START RECORDS SHOWN

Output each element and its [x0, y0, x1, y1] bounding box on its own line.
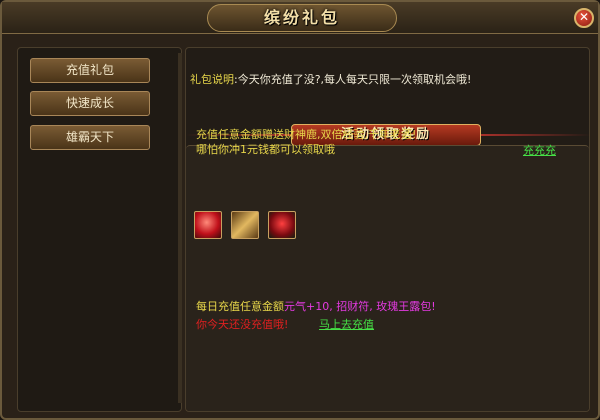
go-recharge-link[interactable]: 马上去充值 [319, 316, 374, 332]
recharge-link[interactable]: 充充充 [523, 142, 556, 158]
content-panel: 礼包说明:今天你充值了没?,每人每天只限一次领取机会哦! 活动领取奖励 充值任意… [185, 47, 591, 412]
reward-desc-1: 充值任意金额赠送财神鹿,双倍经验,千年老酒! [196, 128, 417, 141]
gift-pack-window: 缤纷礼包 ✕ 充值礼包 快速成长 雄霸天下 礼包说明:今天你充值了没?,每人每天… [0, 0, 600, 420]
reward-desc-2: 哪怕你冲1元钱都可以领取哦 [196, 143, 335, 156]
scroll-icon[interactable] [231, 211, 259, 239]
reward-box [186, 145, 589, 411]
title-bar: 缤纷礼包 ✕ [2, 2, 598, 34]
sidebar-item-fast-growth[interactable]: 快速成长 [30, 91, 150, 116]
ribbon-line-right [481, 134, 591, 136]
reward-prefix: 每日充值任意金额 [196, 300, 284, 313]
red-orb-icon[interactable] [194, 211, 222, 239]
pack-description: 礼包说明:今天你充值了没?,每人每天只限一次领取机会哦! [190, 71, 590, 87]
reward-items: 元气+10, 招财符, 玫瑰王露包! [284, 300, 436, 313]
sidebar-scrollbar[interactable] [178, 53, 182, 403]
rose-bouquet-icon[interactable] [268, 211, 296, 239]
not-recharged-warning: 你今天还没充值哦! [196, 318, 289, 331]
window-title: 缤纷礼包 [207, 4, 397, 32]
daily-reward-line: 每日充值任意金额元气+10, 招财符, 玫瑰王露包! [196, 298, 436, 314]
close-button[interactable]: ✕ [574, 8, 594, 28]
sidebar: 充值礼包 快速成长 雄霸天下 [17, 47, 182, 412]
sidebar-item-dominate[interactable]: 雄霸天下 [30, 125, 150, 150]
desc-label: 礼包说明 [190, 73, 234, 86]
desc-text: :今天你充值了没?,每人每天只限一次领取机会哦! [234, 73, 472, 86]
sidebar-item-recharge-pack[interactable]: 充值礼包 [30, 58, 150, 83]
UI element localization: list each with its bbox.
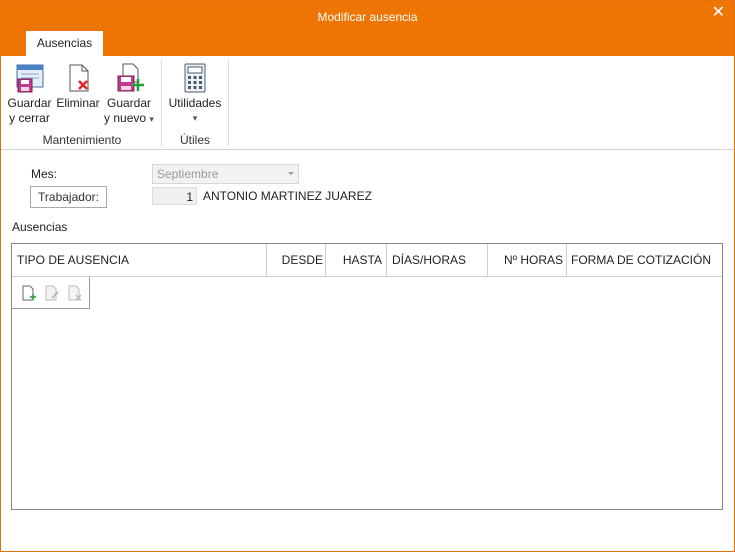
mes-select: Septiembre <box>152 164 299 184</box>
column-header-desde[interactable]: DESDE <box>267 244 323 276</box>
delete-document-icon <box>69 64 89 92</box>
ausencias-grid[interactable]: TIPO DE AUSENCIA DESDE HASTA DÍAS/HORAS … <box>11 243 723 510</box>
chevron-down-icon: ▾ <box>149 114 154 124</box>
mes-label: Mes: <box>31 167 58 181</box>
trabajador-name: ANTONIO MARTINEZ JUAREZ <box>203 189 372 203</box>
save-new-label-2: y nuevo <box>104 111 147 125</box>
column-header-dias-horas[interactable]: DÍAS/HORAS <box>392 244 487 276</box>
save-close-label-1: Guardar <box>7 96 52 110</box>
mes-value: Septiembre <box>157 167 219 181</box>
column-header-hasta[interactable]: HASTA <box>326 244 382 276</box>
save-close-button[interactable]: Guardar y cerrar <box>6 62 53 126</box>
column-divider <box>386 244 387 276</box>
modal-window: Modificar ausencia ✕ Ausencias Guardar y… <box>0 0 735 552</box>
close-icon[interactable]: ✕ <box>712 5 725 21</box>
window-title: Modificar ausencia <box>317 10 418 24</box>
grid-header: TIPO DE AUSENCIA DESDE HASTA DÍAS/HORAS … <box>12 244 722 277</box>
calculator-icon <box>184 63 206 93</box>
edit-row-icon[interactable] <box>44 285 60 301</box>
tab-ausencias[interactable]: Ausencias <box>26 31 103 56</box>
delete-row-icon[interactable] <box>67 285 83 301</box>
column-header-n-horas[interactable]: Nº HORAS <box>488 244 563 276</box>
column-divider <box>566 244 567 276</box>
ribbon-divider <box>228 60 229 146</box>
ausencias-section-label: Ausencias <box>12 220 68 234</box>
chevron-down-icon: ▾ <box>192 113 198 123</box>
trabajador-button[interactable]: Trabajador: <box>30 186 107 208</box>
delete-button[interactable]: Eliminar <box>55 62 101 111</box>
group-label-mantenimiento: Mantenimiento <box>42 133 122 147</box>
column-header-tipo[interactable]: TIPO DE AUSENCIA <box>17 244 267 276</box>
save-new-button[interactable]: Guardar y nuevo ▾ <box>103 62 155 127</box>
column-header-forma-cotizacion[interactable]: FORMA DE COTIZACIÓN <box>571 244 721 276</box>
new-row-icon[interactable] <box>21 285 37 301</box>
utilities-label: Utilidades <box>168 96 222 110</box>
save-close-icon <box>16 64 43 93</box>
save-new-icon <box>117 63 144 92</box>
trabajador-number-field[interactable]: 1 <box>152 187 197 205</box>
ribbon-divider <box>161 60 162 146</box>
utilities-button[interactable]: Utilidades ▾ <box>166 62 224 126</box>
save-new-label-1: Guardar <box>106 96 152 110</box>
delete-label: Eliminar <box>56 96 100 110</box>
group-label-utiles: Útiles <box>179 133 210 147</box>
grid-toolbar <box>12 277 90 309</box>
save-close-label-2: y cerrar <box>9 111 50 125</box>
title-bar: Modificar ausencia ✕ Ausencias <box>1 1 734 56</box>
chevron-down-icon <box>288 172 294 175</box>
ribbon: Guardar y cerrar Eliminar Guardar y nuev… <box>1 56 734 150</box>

END RECORDS SHOWN

BRIEF ▸
Find each line in the items above that contains the string "sidebar" and copy those lines.

THE OUTPUT ▸
sidebar-item-fast-growth[interactable]: 快速成长 [30, 91, 150, 116]
sidebar-scrollbar[interactable] [178, 53, 182, 403]
sidebar: 充值礼包 快速成长 雄霸天下 [17, 47, 182, 412]
sidebar-item-dominate[interactable]: 雄霸天下 [30, 125, 150, 150]
sidebar-item-recharge-pack[interactable]: 充值礼包 [30, 58, 150, 83]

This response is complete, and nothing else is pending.